Directions:
Copy every line of the following data that includes the string "frac".

Extracted entries:

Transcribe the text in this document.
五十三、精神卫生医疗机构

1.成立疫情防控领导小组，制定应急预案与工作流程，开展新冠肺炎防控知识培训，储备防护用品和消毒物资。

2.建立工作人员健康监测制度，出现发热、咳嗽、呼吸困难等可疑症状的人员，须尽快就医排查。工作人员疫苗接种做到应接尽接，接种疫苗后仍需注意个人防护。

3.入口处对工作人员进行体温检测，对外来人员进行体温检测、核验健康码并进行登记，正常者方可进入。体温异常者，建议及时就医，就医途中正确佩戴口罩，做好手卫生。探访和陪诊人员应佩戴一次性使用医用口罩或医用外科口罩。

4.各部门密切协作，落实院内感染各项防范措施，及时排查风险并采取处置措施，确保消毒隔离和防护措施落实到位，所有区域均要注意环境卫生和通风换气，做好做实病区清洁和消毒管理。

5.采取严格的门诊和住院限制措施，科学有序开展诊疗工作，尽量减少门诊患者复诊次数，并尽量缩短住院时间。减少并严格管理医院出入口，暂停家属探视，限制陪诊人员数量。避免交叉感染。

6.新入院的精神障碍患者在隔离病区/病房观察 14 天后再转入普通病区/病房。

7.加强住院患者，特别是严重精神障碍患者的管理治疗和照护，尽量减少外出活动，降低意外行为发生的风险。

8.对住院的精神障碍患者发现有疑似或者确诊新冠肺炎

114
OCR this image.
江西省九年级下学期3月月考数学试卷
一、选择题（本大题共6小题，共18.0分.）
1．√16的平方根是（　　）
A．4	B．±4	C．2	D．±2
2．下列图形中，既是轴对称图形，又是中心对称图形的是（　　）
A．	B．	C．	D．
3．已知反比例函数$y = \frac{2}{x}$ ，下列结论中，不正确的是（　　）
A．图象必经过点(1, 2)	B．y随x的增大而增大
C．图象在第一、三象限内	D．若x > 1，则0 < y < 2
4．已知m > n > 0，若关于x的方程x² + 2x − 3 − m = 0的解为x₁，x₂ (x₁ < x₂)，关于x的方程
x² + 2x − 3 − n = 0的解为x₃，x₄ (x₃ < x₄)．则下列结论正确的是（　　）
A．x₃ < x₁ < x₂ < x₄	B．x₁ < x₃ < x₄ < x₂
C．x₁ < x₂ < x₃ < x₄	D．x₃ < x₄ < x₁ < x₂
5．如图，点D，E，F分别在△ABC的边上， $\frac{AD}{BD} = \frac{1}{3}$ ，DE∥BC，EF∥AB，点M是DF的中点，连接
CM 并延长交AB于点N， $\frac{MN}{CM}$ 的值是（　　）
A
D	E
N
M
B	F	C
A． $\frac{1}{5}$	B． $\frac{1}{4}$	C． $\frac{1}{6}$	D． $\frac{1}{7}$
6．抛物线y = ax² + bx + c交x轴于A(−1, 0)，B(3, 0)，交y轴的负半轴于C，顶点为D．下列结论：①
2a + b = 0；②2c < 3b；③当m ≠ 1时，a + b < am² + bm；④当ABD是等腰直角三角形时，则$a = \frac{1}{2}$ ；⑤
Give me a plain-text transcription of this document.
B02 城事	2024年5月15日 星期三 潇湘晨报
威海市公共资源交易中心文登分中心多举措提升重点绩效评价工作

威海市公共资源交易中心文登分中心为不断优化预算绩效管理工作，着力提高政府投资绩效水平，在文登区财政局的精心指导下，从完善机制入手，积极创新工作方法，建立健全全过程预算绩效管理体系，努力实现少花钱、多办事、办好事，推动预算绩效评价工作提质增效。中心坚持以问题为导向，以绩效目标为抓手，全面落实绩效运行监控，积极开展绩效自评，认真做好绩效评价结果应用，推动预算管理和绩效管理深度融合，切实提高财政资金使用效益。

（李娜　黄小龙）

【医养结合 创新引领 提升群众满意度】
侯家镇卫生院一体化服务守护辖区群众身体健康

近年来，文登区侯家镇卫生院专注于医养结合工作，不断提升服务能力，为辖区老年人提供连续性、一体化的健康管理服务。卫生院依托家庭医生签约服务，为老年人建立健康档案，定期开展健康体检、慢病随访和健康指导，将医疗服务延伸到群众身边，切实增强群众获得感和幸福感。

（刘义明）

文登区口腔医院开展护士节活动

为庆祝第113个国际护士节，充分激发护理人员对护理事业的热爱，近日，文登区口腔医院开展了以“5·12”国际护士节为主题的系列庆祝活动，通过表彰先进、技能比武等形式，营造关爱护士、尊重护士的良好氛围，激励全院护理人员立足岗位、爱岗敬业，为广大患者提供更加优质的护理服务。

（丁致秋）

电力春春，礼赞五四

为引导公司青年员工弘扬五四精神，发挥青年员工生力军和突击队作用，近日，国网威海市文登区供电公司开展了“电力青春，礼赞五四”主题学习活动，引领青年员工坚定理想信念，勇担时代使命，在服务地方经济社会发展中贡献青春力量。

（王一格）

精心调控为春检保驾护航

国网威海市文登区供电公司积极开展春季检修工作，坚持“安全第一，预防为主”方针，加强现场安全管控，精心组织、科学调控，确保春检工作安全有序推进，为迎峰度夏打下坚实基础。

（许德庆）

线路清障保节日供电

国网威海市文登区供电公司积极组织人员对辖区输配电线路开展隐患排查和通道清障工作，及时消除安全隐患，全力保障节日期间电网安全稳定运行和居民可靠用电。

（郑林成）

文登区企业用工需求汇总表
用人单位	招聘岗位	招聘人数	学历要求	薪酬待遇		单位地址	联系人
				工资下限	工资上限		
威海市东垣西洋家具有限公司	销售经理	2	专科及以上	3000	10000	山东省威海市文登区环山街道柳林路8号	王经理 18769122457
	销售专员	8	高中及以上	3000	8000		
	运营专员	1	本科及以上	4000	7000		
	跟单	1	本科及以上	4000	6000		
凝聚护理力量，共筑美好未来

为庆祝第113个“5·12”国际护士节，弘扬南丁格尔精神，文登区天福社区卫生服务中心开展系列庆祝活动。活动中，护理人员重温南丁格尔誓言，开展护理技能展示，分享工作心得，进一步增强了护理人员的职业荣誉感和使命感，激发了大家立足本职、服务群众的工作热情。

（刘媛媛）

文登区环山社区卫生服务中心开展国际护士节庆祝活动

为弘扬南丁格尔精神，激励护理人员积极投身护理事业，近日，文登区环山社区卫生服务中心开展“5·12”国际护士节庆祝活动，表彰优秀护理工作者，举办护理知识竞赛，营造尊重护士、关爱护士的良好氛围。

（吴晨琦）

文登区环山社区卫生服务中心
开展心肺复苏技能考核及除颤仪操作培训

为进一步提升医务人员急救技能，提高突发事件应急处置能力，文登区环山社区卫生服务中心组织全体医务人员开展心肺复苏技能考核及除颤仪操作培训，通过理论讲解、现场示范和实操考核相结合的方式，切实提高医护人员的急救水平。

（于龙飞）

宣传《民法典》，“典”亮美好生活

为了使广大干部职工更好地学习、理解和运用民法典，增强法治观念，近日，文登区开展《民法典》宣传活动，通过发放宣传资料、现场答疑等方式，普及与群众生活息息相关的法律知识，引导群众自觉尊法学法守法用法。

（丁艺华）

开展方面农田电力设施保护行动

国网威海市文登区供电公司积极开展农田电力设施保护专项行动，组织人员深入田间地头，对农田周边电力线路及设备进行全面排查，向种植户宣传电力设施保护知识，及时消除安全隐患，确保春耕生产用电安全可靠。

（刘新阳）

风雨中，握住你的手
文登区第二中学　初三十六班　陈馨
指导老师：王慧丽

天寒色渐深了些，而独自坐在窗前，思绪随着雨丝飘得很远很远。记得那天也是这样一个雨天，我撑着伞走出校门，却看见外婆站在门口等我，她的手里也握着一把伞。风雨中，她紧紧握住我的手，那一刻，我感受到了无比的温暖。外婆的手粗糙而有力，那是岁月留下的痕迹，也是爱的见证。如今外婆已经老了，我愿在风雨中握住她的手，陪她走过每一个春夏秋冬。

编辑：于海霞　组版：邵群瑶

Response:
3．已知反比例函数$y = \frac{2}{x}$ ，下列结论中，不正确的是（　　）
5．如图，点D，E，F分别在△ABC的边上， $\frac{AD}{BD} = \frac{1}{3}$ ，DE∥BC，EF∥AB，点M是DF的中点，连接
CM 并延长交AB于点N， $\frac{MN}{CM}$ 的值是（　　）
A． $\frac{1}{5}$	B． $\frac{1}{4}$	C． $\frac{1}{6}$	D． $\frac{1}{7}$
2a + b = 0；②2c < 3b；③当m ≠ 1时，a + b < am² + bm；④当ABD是等腰直角三角形时，则$a = \frac{1}{2}$ ；⑤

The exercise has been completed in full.